• **Given problem**: Search the data below for "xlabel"; list each line that holds it.

(Items from a figure collection)
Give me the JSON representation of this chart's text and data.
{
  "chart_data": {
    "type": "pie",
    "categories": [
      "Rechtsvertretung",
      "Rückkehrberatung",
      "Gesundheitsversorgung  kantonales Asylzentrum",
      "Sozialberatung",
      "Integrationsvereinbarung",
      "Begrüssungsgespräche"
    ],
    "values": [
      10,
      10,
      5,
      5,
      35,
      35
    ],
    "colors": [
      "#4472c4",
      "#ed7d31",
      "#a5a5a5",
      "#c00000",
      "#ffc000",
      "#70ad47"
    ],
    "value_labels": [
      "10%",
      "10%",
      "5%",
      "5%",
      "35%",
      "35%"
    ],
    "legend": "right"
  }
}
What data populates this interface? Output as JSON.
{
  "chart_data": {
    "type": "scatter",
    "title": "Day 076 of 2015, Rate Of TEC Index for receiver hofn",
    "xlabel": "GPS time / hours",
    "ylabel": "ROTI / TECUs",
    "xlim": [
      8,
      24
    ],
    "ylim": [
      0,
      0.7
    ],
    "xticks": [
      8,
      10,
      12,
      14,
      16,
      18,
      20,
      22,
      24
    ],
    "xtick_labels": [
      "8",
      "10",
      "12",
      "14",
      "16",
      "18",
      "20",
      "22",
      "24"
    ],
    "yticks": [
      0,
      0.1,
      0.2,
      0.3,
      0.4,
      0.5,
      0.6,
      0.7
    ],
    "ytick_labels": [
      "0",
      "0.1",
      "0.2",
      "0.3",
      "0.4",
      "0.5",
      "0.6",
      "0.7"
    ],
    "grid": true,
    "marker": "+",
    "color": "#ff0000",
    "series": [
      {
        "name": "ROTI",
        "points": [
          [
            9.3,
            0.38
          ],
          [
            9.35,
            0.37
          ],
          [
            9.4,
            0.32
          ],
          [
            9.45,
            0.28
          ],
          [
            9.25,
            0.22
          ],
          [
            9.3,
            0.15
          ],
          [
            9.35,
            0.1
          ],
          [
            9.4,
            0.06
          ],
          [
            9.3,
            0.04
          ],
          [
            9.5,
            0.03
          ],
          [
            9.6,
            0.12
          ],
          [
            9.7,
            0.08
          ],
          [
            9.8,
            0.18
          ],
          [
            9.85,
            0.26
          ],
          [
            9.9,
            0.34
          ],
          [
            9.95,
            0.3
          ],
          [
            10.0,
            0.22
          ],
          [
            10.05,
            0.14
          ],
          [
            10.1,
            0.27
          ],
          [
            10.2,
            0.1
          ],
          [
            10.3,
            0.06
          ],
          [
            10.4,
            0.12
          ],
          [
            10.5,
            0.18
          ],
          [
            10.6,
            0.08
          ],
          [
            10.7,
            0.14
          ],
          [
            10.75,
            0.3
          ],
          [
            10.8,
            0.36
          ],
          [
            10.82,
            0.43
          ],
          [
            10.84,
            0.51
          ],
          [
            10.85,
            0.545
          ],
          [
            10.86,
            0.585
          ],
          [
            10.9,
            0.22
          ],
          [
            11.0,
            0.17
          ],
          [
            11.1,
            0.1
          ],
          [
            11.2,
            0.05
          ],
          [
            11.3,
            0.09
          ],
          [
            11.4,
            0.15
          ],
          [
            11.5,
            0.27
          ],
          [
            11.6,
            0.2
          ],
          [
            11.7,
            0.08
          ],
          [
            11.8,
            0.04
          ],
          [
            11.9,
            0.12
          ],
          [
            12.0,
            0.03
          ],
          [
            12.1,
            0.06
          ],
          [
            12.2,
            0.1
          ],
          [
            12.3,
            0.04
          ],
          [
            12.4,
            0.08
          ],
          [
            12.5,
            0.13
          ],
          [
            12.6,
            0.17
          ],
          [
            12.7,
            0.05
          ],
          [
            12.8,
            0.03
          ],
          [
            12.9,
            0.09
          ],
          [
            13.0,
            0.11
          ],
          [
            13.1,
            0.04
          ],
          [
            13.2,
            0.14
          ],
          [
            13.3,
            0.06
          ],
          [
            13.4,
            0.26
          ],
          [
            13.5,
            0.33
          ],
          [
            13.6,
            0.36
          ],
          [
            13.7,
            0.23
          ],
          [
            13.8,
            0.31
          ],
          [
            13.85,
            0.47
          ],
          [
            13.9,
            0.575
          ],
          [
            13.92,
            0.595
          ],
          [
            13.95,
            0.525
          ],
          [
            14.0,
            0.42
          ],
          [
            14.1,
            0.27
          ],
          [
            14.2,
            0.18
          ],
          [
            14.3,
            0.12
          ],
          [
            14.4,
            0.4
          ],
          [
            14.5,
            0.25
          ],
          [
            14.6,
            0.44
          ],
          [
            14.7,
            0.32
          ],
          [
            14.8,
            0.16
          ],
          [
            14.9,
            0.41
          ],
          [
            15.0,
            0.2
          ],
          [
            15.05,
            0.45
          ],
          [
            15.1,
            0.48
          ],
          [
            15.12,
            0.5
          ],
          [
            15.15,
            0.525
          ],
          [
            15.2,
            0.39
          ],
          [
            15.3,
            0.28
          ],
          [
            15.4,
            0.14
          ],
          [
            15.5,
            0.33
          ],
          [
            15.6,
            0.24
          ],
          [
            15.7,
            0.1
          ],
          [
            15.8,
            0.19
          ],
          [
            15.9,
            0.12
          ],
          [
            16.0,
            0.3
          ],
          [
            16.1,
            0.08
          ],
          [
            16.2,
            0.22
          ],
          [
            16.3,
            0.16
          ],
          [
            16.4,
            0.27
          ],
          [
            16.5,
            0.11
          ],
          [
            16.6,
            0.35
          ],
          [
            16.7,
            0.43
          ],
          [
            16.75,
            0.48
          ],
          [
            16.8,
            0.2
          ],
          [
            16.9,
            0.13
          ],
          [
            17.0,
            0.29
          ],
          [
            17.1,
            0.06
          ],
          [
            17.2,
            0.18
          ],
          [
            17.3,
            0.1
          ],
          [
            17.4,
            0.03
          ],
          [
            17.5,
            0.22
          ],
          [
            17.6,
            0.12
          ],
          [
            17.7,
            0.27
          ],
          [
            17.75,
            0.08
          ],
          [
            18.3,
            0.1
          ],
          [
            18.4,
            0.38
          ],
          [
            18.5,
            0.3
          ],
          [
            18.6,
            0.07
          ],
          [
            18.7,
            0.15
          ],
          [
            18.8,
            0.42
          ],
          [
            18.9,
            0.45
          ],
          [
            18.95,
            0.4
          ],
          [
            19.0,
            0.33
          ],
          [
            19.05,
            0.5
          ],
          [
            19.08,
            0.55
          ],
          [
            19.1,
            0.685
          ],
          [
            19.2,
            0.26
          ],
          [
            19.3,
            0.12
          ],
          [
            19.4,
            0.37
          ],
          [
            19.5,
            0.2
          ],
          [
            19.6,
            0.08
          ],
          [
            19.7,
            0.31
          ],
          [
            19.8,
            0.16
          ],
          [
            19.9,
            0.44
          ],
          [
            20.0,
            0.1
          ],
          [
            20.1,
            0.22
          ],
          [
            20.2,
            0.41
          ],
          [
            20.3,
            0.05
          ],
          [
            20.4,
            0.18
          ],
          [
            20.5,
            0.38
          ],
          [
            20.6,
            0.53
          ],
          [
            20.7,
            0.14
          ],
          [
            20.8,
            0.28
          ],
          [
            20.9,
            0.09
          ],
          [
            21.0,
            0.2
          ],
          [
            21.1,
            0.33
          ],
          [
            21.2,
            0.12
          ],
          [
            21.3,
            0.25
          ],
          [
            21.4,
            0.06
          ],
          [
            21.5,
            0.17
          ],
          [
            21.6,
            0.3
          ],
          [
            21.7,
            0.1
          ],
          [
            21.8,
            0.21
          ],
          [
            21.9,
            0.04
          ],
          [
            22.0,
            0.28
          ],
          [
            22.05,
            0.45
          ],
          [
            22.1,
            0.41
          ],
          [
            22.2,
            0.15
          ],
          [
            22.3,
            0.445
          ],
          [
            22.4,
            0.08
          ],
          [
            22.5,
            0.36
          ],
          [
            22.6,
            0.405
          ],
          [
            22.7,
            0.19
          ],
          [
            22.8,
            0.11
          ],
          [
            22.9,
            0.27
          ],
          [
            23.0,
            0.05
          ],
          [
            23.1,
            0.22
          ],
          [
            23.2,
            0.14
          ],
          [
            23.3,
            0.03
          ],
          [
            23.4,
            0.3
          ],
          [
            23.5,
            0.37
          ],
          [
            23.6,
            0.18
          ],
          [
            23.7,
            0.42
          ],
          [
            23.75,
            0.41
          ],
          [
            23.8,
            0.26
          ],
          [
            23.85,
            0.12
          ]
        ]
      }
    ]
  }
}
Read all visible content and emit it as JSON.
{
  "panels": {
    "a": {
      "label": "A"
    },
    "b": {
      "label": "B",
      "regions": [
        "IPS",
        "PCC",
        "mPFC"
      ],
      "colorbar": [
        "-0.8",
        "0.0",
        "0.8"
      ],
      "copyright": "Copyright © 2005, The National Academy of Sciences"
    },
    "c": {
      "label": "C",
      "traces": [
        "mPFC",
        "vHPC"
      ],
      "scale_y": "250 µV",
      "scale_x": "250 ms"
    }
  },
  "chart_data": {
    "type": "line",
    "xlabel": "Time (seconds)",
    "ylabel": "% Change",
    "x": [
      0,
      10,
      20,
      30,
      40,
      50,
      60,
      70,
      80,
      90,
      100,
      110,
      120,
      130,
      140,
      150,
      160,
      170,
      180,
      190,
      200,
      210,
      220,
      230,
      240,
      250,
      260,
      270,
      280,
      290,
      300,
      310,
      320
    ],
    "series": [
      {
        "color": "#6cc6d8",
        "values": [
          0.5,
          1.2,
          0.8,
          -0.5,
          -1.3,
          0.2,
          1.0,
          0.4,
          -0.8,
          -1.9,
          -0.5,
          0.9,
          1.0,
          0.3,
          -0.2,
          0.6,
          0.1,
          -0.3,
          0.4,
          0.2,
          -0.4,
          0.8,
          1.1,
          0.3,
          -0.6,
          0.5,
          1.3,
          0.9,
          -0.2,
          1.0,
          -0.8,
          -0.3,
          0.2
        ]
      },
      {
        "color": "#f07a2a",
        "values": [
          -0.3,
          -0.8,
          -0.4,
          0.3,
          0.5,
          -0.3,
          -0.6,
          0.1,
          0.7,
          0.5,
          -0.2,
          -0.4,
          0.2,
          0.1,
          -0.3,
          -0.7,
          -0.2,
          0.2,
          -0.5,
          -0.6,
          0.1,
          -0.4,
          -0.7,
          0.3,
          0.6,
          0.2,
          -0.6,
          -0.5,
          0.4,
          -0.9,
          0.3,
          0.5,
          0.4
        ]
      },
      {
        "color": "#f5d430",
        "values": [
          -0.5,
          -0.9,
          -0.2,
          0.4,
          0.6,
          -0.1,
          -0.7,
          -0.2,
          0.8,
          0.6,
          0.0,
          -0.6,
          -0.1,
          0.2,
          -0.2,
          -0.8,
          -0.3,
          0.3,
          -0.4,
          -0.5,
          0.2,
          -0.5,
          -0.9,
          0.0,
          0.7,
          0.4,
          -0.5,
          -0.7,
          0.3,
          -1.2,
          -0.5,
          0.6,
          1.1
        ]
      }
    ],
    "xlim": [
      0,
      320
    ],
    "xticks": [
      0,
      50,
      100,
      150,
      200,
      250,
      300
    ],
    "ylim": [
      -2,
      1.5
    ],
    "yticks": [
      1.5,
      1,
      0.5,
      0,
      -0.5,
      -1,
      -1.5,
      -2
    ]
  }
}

• **Task response**:
    "xlabel": "GPS time / hours",
    "xlabel": "Time (seconds)",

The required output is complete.